→ Exercise details
The material below should be written out in full and exactly; pictures stay out of the copy.

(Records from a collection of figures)
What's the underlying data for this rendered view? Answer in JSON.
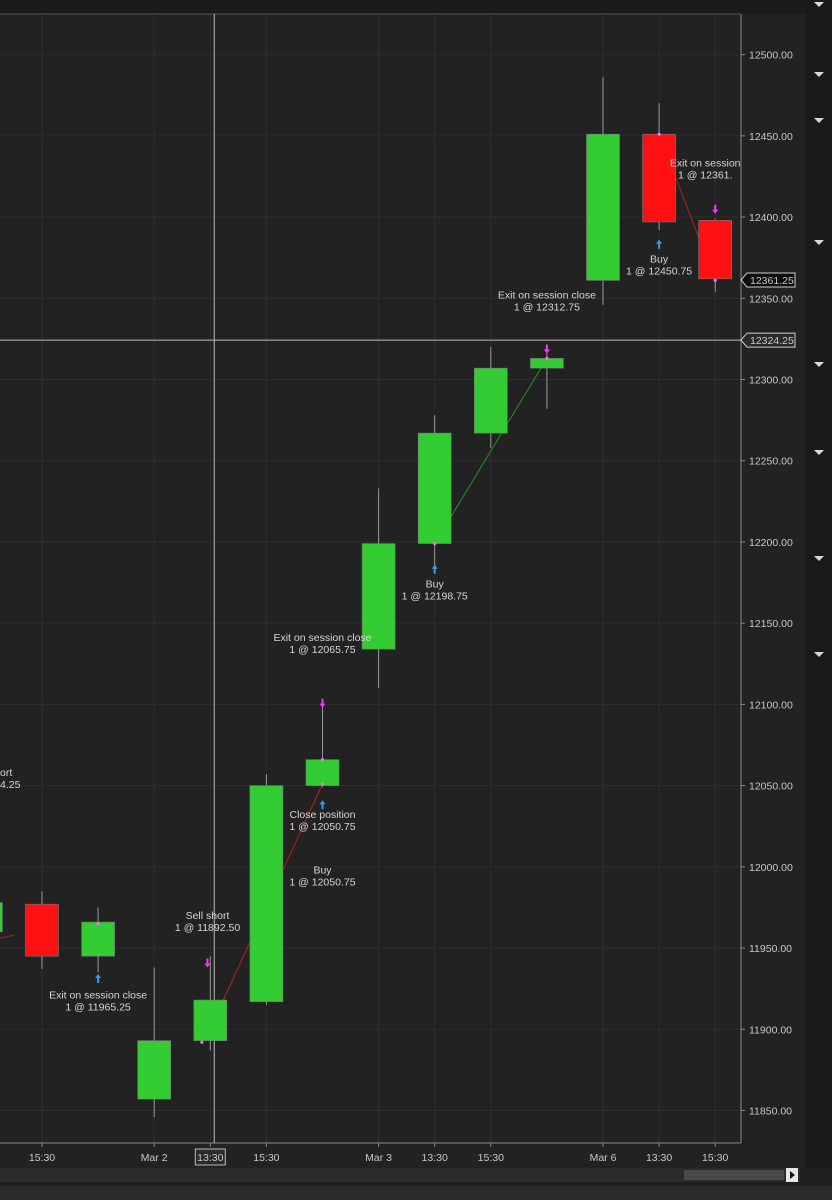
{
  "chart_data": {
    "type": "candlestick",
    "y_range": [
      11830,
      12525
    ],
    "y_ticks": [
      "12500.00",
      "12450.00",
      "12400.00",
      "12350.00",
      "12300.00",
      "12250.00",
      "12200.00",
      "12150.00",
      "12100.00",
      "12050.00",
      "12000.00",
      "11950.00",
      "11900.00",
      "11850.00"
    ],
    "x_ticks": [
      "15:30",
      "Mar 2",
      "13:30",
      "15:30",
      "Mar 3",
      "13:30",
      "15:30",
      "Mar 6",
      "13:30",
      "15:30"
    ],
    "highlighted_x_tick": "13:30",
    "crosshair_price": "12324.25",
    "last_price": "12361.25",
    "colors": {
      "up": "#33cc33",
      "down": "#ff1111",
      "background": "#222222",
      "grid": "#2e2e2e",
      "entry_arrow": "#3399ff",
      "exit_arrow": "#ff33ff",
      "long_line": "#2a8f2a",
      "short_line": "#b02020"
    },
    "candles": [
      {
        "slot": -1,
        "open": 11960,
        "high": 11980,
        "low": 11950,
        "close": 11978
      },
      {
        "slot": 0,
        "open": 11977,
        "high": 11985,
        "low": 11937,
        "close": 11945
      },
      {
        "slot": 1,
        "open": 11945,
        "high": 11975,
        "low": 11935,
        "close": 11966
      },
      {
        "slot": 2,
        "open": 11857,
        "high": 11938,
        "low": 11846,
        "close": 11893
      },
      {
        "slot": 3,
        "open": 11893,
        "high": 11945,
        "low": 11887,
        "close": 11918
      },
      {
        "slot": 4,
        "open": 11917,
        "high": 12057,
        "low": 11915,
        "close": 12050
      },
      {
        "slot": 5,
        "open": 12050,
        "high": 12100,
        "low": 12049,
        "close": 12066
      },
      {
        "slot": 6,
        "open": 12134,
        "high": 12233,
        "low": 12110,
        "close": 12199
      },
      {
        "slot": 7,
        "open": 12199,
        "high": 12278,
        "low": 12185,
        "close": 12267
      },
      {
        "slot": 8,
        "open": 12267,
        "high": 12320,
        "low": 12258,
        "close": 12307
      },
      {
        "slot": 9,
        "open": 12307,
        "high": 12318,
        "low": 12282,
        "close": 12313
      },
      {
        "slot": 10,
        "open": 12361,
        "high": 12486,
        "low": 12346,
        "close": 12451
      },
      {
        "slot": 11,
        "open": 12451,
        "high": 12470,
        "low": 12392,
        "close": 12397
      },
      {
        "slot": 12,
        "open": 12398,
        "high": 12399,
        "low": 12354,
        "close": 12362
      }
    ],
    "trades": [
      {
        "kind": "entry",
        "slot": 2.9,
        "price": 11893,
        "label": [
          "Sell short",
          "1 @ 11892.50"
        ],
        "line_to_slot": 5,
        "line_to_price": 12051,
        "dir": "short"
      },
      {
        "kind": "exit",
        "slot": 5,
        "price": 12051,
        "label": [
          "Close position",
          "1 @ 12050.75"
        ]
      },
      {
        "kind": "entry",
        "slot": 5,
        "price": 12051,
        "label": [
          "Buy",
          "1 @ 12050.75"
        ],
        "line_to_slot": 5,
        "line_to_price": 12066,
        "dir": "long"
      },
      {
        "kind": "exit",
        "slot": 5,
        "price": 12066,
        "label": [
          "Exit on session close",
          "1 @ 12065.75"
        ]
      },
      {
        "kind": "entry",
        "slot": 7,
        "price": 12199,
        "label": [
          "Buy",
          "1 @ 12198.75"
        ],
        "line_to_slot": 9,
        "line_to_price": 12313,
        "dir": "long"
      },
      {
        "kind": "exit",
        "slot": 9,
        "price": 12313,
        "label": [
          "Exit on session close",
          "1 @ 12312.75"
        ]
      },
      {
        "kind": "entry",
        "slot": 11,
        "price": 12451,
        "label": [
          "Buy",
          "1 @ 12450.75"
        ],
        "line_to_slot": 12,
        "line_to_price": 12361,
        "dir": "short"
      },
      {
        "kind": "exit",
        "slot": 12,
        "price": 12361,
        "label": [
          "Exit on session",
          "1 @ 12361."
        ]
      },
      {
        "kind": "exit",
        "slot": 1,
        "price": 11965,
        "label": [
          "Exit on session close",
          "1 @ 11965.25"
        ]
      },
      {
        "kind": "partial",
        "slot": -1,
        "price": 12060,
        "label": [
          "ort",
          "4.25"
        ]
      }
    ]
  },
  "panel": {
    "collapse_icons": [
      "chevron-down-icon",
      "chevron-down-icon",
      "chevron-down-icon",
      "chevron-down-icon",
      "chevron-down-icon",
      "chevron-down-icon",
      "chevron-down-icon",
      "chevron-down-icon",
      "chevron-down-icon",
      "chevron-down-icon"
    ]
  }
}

→ Right answer
What's the underlying data for this rendered view? Answer in JSON.
{
  "chart_data": {
    "type": "candlestick",
    "y_range": [
      11830,
      12525
    ],
    "y_ticks": [
      "12500.00",
      "12450.00",
      "12400.00",
      "12350.00",
      "12300.00",
      "12250.00",
      "12200.00",
      "12150.00",
      "12100.00",
      "12050.00",
      "12000.00",
      "11950.00",
      "11900.00",
      "11850.00"
    ],
    "x_ticks": [
      "15:30",
      "Mar 2",
      "13:30",
      "15:30",
      "Mar 3",
      "13:30",
      "15:30",
      "Mar 6",
      "13:30",
      "15:30"
    ],
    "highlighted_x_tick": "13:30",
    "crosshair_price": "12324.25",
    "last_price": "12361.25",
    "colors": {
      "up": "#33cc33",
      "down": "#ff1111",
      "background": "#222222",
      "grid": "#2e2e2e",
      "entry_arrow": "#3399ff",
      "exit_arrow": "#ff33ff",
      "long_line": "#2a8f2a",
      "short_line": "#b02020"
    },
    "candles": [
      {
        "slot": -1,
        "open": 11960,
        "high": 11980,
        "low": 11950,
        "close": 11978
      },
      {
        "slot": 0,
        "open": 11977,
        "high": 11985,
        "low": 11937,
        "close": 11945
      },
      {
        "slot": 1,
        "open": 11945,
        "high": 11975,
        "low": 11935,
        "close": 11966
      },
      {
        "slot": 2,
        "open": 11857,
        "high": 11938,
        "low": 11846,
        "close": 11893
      },
      {
        "slot": 3,
        "open": 11893,
        "high": 11945,
        "low": 11887,
        "close": 11918
      },
      {
        "slot": 4,
        "open": 11917,
        "high": 12057,
        "low": 11915,
        "close": 12050
      },
      {
        "slot": 5,
        "open": 12050,
        "high": 12100,
        "low": 12049,
        "close": 12066
      },
      {
        "slot": 6,
        "open": 12134,
        "high": 12233,
        "low": 12110,
        "close": 12199
      },
      {
        "slot": 7,
        "open": 12199,
        "high": 12278,
        "low": 12185,
        "close": 12267
      },
      {
        "slot": 8,
        "open": 12267,
        "high": 12320,
        "low": 12258,
        "close": 12307
      },
      {
        "slot": 9,
        "open": 12307,
        "high": 12318,
        "low": 12282,
        "close": 12313
      },
      {
        "slot": 10,
        "open": 12361,
        "high": 12486,
        "low": 12346,
        "close": 12451
      },
      {
        "slot": 11,
        "open": 12451,
        "high": 12470,
        "low": 12392,
        "close": 12397
      },
      {
        "slot": 12,
        "open": 12398,
        "high": 12399,
        "low": 12354,
        "close": 12362
      }
    ],
    "trades": [
      {
        "kind": "entry",
        "slot": 2.9,
        "price": 11893,
        "label": [
          "Sell short",
          "1 @ 11892.50"
        ],
        "line_to_slot": 5,
        "line_to_price": 12051,
        "dir": "short"
      },
      {
        "kind": "exit",
        "slot": 5,
        "price": 12051,
        "label": [
          "Close position",
          "1 @ 12050.75"
        ]
      },
      {
        "kind": "entry",
        "slot": 5,
        "price": 12051,
        "label": [
          "Buy",
          "1 @ 12050.75"
        ],
        "line_to_slot": 5,
        "line_to_price": 12066,
        "dir": "long"
      },
      {
        "kind": "exit",
        "slot": 5,
        "price": 12066,
        "label": [
          "Exit on session close",
          "1 @ 12065.75"
        ]
      },
      {
        "kind": "entry",
        "slot": 7,
        "price": 12199,
        "label": [
          "Buy",
          "1 @ 12198.75"
        ],
        "line_to_slot": 9,
        "line_to_price": 12313,
        "dir": "long"
      },
      {
        "kind": "exit",
        "slot": 9,
        "price": 12313,
        "label": [
          "Exit on session close",
          "1 @ 12312.75"
        ]
      },
      {
        "kind": "entry",
        "slot": 11,
        "price": 12451,
        "label": [
          "Buy",
          "1 @ 12450.75"
        ],
        "line_to_slot": 12,
        "line_to_price": 12361,
        "dir": "short"
      },
      {
        "kind": "exit",
        "slot": 12,
        "price": 12361,
        "label": [
          "Exit on session",
          "1 @ 12361."
        ]
      },
      {
        "kind": "exit",
        "slot": 1,
        "price": 11965,
        "label": [
          "Exit on session close",
          "1 @ 11965.25"
        ]
      },
      {
        "kind": "partial",
        "slot": -1,
        "price": 12060,
        "label": [
          "ort",
          "4.25"
        ]
      }
    ]
  },
  "panel": {
    "collapse_icons": [
      "chevron-down-icon",
      "chevron-down-icon",
      "chevron-down-icon",
      "chevron-down-icon",
      "chevron-down-icon",
      "chevron-down-icon",
      "chevron-down-icon",
      "chevron-down-icon",
      "chevron-down-icon",
      "chevron-down-icon"
    ]
  }
}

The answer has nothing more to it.